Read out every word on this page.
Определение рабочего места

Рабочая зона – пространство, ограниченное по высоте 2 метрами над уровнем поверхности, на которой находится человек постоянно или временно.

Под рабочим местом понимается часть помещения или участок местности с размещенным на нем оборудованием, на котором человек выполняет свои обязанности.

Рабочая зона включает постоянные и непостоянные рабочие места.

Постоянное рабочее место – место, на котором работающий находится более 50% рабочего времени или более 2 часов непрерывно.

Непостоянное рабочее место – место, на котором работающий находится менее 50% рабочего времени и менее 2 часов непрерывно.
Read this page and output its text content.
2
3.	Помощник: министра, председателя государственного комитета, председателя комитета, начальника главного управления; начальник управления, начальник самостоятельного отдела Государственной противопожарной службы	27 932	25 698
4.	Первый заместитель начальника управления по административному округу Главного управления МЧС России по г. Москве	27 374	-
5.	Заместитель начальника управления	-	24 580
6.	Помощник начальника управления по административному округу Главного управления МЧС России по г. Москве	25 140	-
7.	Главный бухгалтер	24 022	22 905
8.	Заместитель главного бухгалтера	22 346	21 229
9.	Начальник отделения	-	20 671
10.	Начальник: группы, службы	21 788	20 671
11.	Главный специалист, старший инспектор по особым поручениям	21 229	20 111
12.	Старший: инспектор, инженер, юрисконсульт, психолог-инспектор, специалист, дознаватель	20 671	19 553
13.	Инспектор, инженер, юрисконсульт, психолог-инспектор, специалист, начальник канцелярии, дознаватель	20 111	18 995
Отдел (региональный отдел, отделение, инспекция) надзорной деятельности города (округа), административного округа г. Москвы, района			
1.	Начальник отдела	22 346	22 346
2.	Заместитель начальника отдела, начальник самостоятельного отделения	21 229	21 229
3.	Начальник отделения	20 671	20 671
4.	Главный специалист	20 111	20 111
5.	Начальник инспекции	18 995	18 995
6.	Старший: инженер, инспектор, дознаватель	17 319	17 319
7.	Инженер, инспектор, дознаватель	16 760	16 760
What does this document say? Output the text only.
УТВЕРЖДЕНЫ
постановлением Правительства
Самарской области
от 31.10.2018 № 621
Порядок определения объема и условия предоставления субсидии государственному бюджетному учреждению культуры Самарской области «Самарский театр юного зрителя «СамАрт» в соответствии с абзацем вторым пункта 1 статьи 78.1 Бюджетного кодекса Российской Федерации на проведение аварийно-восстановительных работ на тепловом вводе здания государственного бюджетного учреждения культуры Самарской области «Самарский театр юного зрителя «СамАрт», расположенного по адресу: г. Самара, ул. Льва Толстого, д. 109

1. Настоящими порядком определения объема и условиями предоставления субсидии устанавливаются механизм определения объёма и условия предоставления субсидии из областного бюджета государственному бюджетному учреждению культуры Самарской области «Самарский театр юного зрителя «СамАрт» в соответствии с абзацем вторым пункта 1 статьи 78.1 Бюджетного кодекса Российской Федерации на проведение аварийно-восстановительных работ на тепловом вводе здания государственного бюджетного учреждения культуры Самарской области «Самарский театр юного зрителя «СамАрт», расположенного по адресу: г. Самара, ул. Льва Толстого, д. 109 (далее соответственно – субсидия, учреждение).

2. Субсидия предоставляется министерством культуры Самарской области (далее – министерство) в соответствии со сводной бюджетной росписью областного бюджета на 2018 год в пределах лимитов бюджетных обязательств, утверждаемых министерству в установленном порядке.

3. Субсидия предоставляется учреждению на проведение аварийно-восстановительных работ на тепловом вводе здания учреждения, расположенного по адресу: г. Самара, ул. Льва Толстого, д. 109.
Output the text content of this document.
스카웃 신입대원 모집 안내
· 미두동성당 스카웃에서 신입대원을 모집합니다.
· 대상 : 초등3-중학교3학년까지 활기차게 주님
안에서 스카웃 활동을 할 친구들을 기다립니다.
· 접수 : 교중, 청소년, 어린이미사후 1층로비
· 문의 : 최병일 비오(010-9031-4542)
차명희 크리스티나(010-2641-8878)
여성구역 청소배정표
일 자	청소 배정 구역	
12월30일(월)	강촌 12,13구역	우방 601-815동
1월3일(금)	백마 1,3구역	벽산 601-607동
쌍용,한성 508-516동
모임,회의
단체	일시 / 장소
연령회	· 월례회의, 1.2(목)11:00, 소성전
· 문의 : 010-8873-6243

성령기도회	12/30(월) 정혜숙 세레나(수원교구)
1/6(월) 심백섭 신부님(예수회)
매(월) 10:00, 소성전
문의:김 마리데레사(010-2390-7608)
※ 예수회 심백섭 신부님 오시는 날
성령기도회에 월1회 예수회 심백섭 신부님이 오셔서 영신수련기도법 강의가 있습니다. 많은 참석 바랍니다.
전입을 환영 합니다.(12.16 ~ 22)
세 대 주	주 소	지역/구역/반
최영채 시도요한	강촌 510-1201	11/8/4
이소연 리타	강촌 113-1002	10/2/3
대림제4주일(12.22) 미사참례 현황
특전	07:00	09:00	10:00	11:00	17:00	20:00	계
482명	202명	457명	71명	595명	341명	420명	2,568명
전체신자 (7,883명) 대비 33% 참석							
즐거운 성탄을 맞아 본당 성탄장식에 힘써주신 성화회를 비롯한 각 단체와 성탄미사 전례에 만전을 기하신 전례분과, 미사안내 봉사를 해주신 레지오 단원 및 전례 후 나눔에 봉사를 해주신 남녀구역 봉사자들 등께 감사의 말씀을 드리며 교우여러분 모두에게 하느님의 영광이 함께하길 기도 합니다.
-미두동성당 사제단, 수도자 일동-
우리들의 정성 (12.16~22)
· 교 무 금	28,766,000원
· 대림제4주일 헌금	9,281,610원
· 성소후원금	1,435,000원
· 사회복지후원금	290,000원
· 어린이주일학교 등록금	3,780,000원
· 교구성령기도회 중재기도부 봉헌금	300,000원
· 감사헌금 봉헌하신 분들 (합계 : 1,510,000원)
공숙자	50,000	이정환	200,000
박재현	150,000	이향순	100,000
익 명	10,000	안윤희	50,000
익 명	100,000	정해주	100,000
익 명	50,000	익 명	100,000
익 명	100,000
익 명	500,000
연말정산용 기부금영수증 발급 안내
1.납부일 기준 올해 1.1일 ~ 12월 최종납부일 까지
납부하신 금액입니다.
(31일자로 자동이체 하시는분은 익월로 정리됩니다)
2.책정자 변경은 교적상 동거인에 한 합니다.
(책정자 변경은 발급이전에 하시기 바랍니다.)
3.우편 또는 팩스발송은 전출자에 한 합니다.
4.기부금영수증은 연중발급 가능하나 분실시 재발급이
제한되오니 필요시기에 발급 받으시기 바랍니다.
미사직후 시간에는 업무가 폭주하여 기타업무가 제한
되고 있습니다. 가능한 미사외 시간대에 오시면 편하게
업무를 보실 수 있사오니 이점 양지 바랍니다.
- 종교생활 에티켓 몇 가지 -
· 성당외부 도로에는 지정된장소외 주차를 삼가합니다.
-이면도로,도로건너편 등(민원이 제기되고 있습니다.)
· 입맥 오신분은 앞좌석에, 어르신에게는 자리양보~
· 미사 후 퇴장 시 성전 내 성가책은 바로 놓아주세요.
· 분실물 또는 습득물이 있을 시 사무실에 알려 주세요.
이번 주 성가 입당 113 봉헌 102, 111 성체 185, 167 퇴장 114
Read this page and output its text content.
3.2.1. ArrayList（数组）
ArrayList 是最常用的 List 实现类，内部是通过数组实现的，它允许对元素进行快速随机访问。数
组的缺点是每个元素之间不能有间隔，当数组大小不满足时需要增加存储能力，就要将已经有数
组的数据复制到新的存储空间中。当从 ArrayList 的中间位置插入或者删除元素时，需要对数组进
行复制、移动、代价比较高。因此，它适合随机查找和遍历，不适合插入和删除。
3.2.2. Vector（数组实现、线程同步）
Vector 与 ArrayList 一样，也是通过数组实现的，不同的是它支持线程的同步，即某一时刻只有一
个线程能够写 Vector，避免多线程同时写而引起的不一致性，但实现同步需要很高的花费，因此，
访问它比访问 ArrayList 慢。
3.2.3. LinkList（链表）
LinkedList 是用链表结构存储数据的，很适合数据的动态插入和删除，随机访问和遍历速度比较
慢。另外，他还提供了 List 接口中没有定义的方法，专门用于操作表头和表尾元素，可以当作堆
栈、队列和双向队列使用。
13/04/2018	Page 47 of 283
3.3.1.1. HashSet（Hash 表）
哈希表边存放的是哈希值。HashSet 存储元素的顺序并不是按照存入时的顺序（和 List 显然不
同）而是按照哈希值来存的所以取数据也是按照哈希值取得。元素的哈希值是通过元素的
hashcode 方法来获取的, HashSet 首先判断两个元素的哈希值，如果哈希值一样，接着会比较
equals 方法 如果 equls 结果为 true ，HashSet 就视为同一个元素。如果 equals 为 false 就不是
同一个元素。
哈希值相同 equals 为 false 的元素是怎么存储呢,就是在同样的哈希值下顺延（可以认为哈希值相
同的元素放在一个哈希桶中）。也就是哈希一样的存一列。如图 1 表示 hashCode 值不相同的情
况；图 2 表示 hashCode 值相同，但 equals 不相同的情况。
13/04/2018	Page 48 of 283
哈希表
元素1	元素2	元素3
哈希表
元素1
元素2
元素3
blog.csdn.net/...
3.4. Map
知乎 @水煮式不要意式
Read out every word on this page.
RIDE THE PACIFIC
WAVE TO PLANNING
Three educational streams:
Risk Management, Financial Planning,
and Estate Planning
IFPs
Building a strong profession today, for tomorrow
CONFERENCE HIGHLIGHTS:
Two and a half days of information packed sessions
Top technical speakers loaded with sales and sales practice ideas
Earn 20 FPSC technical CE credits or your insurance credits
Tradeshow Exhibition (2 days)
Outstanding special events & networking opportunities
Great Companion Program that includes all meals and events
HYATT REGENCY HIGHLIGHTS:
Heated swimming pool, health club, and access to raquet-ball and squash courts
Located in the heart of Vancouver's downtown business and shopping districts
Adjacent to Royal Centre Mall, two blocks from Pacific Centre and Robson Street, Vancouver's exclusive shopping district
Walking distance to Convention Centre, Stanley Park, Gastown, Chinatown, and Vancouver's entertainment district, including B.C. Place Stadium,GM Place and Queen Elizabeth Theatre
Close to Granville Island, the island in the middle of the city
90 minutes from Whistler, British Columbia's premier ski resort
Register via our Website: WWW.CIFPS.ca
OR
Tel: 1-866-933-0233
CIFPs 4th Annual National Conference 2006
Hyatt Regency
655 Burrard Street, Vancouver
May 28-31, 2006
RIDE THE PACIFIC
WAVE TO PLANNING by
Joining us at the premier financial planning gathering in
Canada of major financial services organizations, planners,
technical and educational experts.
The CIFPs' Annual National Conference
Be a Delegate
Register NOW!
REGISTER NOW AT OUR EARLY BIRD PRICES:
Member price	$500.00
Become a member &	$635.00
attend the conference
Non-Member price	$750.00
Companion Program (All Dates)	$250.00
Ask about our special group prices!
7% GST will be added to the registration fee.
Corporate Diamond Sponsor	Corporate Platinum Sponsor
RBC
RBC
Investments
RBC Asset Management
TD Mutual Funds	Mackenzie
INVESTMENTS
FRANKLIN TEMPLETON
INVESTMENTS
□ □ □ □
Gather and return every line that holds the string "미두동성당".

Output for this exercise:
· 미두동성당 스카웃에서 신입대원을 모집합니다.
-미두동성당 사제단, 수도자 일동-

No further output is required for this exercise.